● OBJECTIVE: Filter the data below for the string "Layout" and copy each matching line.

◇ ◇ ◇ ◇ ◇ ◇ ◇

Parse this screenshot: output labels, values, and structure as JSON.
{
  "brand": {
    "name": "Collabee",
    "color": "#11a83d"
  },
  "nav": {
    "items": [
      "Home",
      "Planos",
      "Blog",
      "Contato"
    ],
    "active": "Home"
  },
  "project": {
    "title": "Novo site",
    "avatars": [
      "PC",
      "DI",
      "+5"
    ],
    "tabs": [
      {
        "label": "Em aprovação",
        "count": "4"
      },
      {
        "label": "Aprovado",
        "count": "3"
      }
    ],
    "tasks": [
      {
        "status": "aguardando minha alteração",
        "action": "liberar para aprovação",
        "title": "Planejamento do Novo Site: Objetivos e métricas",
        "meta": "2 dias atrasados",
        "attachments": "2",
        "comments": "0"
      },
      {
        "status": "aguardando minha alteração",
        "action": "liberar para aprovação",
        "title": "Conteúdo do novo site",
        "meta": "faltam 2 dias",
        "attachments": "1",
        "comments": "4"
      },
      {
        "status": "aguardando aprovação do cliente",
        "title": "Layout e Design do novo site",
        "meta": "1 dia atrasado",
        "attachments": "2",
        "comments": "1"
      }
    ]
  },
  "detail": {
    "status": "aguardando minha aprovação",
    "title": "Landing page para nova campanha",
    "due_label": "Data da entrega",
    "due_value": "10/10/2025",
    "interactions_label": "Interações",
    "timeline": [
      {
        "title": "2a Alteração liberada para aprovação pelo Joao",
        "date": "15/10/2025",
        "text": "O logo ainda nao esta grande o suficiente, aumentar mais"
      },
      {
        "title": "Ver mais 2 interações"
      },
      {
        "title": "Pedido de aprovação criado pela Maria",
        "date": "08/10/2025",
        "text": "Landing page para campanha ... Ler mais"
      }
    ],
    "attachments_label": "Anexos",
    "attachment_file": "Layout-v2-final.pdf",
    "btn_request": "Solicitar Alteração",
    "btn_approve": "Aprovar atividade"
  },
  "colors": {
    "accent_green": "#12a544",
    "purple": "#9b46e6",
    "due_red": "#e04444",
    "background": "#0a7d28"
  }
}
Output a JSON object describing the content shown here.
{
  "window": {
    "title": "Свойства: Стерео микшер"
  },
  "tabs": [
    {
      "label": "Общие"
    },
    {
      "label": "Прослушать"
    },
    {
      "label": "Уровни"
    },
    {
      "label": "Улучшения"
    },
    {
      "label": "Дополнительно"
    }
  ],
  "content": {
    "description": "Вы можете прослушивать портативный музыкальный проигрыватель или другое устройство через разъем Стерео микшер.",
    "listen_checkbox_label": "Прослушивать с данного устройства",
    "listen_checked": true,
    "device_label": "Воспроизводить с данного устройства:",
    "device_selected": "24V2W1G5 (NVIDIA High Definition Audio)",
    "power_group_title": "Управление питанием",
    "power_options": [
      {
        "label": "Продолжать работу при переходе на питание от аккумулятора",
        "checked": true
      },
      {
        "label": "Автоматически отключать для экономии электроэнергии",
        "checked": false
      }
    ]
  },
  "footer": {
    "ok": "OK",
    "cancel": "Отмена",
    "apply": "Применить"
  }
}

◇ ◇ ◇ ◇ ◇ ◇ ◇

● SOLUTION TO THE EXERCISE:
        "title": "Layout e Design do novo site",
    "attachment_file": "Layout-v2-final.pdf",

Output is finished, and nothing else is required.